Stated goal:
Keep only the lines that hold the string "精讲通关", filtering out the rest of the entries below.

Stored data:
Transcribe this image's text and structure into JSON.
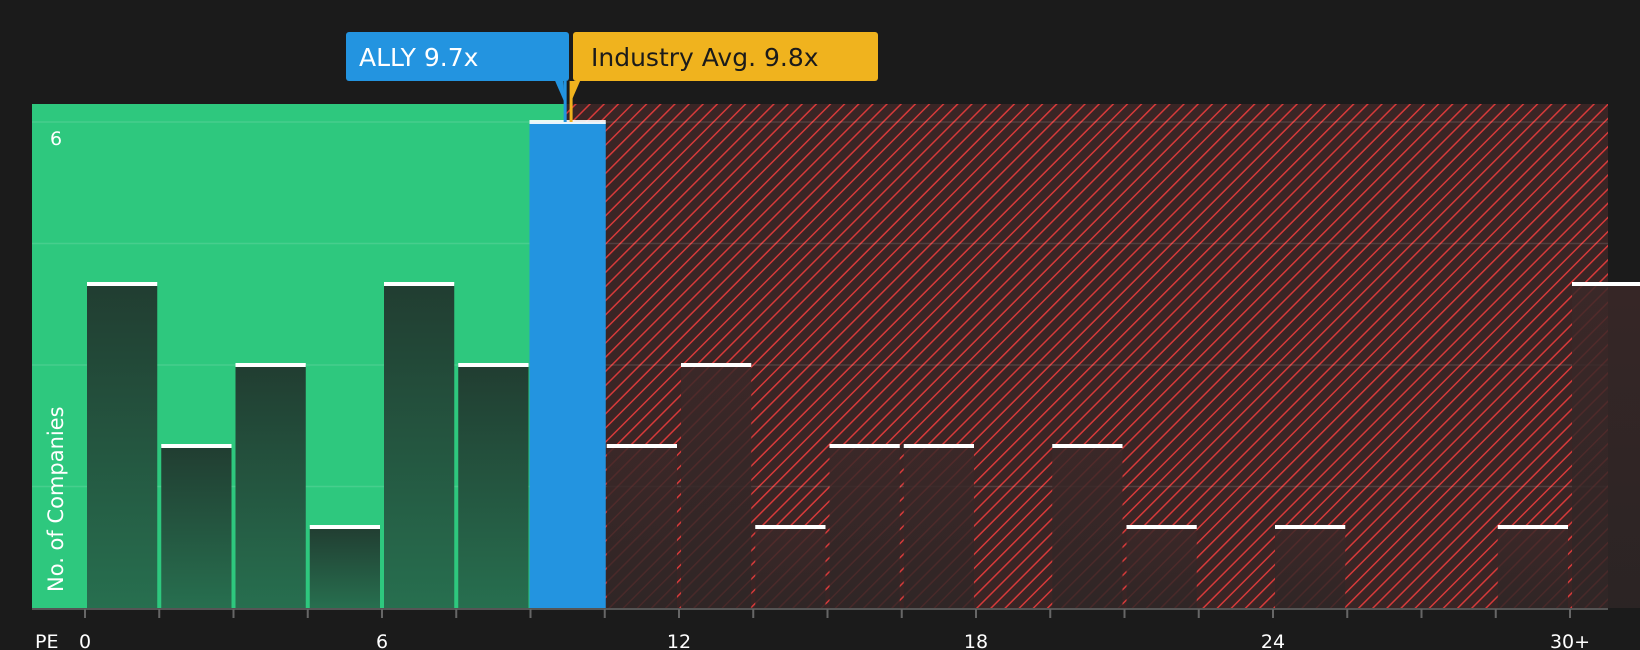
{
  "chart_data": {
    "type": "bar",
    "x_axis_title": "PE",
    "y_axis_title": "No. of Companies",
    "x_ticks": [
      "0",
      "6",
      "12",
      "18",
      "24",
      "30+"
    ],
    "y_ticks": [
      "6"
    ],
    "bin_width": 1.5,
    "x_range": [
      0,
      30
    ],
    "ylim": [
      0,
      6
    ],
    "grid": true,
    "bins": [
      {
        "start": 0.0,
        "count": 4
      },
      {
        "start": 1.5,
        "count": 2
      },
      {
        "start": 3.0,
        "count": 3
      },
      {
        "start": 4.5,
        "count": 1
      },
      {
        "start": 6.0,
        "count": 4
      },
      {
        "start": 7.5,
        "count": 3
      },
      {
        "start": 9.0,
        "count": 6
      },
      {
        "start": 10.5,
        "count": 2
      },
      {
        "start": 12.0,
        "count": 3
      },
      {
        "start": 13.5,
        "count": 1
      },
      {
        "start": 15.0,
        "count": 2
      },
      {
        "start": 16.5,
        "count": 2
      },
      {
        "start": 18.0,
        "count": 0
      },
      {
        "start": 19.5,
        "count": 2
      },
      {
        "start": 21.0,
        "count": 1
      },
      {
        "start": 22.5,
        "count": 0
      },
      {
        "start": 24.0,
        "count": 1
      },
      {
        "start": 25.5,
        "count": 0
      },
      {
        "start": 27.0,
        "count": 0
      },
      {
        "start": 28.5,
        "count": 1
      },
      {
        "start": 30.0,
        "count": 4
      }
    ],
    "highlight_bin_start": 9.0,
    "company": {
      "label": "ALLY 9.7x",
      "value": 9.7,
      "color": "#2394e0"
    },
    "industry": {
      "label": "Industry Avg. 9.8x",
      "value": 9.8,
      "color": "#f0b31e"
    },
    "colors": {
      "background": "#1b1b1b",
      "undervalued_zone": "#2ec87e",
      "overvalued_zone": "#3a2525",
      "hatch": "#d63a3a",
      "bar_dark": "#1f3a2e",
      "bar_highlight": "#2394e0",
      "cap": "#ffffff"
    }
  }
}
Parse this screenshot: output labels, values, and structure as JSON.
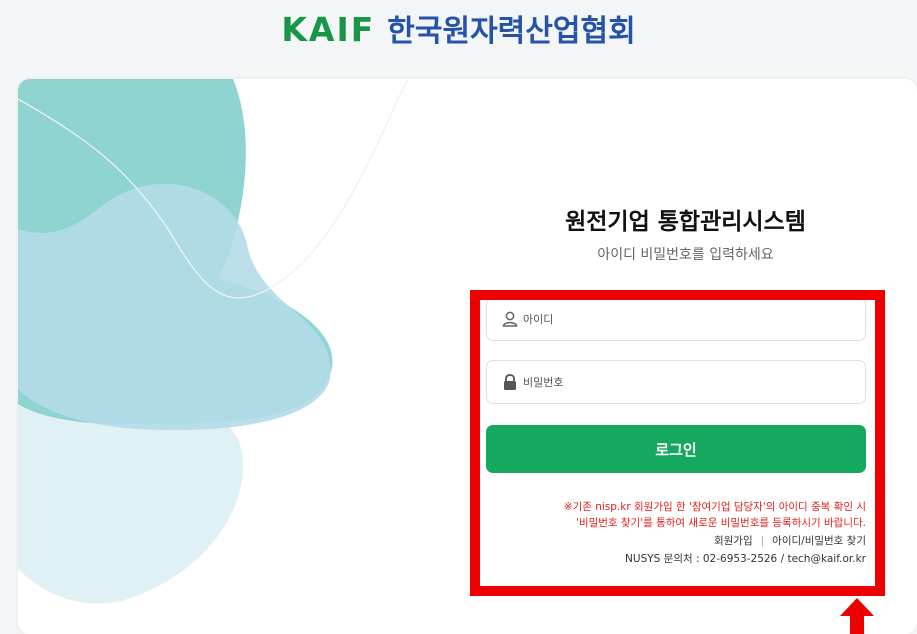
{
  "header": {
    "logo_mark": "KAIF",
    "logo_org": "한국원자력산업협회"
  },
  "login": {
    "title": "원전기업 통합관리시스템",
    "subtitle": "아이디 비밀번호를 입력하세요",
    "id_field": {
      "placeholder": "아이디",
      "value": "",
      "icon": "user-icon"
    },
    "pw_field": {
      "placeholder": "비밀번호",
      "value": "",
      "icon": "lock-icon"
    },
    "login_button": "로그인",
    "notice_line1": "※기존 nisp.kr 회원가입 한 '참여기업 담당자'의 아이디 중복 확인 시",
    "notice_line2": "'비밀번호 찾기'를 통하여 새로운 비밀번호를 등록하시기 바랍니다.",
    "signup_link": "회원가입",
    "separator": "|",
    "find_link": "아이디/비밀번호 찾기",
    "contact": "NUSYS 문의처 : 02-6953-2526 / tech@kaif.or.kr"
  },
  "colors": {
    "accent": "#15a85f",
    "notice": "#e0201b",
    "highlight": "#ee0000",
    "logo_green": "#17964a",
    "logo_blue": "#2553a8"
  },
  "annotation": {
    "highlight_box": "red-rectangle",
    "pointer": "red-up-arrow-icon"
  }
}
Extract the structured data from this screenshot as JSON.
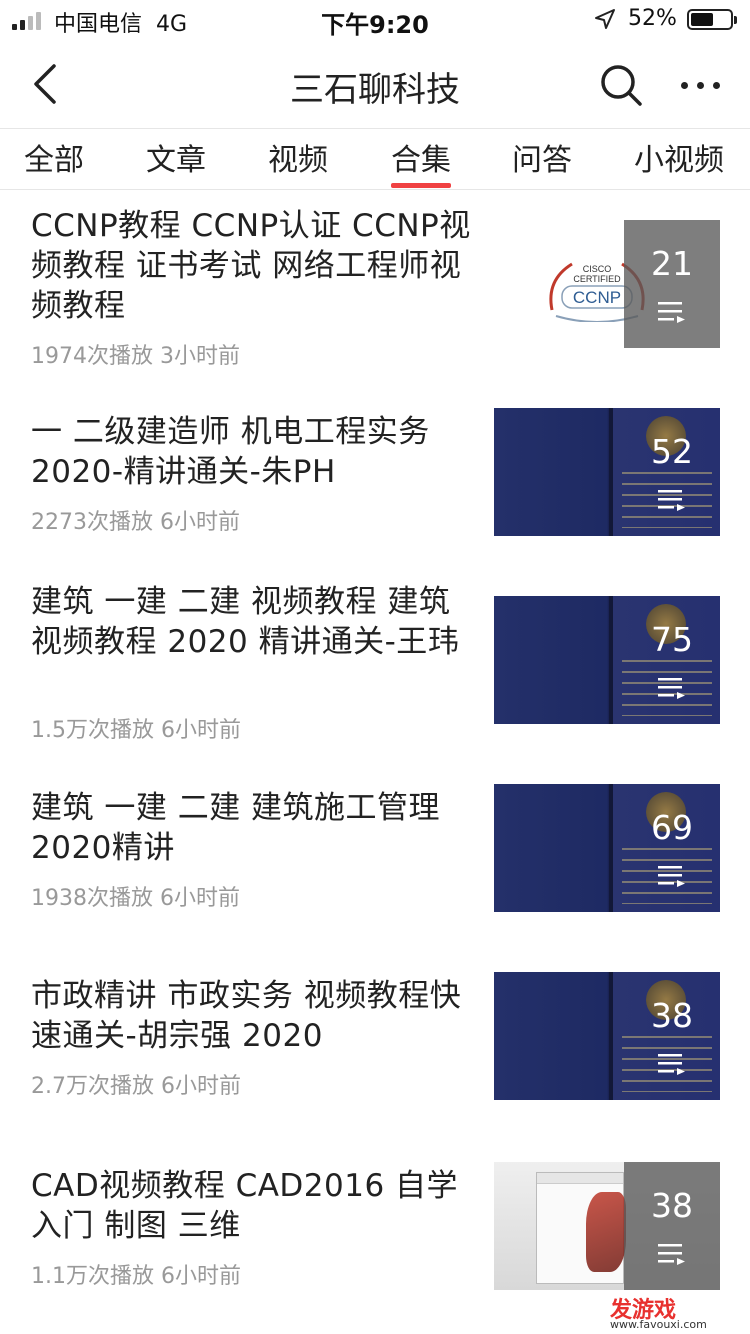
{
  "status_bar": {
    "carrier": "中国电信",
    "network": "4G",
    "time": "下午9:20",
    "battery_percent": "52%",
    "battery_level": 0.52
  },
  "header": {
    "title": "三石聊科技",
    "icons": [
      "back-arrow-icon",
      "search-icon",
      "more-icon"
    ]
  },
  "tabs": [
    {
      "label": "全部",
      "active": false
    },
    {
      "label": "文章",
      "active": false
    },
    {
      "label": "视频",
      "active": false
    },
    {
      "label": "合集",
      "active": true
    },
    {
      "label": "问答",
      "active": false
    },
    {
      "label": "小视频",
      "active": false
    }
  ],
  "accent_color": "#f04142",
  "collections": [
    {
      "title": "CCNP教程  CCNP认证 CCNP视频教程 证书考试 网络工程师视频教程",
      "meta": "1974次播放 3小时前",
      "count": "21",
      "thumb": "ccnp-logo"
    },
    {
      "title": "一 二级建造师 机电工程实务2020-精讲通关-朱PH",
      "meta": "2273次播放 6小时前",
      "count": "52",
      "thumb": "certificate"
    },
    {
      "title": "建筑 一建 二建 视频教程 建筑视频教程  2020 精讲通关-王玮",
      "meta": "1.5万次播放 6小时前",
      "count": "75",
      "thumb": "certificate"
    },
    {
      "title": "建筑 一建 二建 建筑施工管理2020精讲",
      "meta": "1938次播放 6小时前",
      "count": "69",
      "thumb": "certificate"
    },
    {
      "title": "市政精讲 市政实务  视频教程快速通关-胡宗强 2020",
      "meta": "2.7万次播放 6小时前",
      "count": "38",
      "thumb": "certificate"
    },
    {
      "title": "CAD视频教程 CAD2016  自学入门  制图  三维",
      "meta": "1.1万次播放 6小时前",
      "count": "38",
      "thumb": "cad-screenshot"
    }
  ],
  "ccnp_logo": {
    "line1": "CISCO",
    "line2": "CERTIFIED",
    "line3": "CCNP"
  },
  "watermark": {
    "main": "发游戏",
    "sub": "www.favouxi.com"
  }
}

Full answer:
      "title": "一 二级建造师 机电工程实务2020-精讲通关-朱PH",
      "title": "建筑 一建 二建 视频教程 建筑视频教程  2020 精讲通关-王玮",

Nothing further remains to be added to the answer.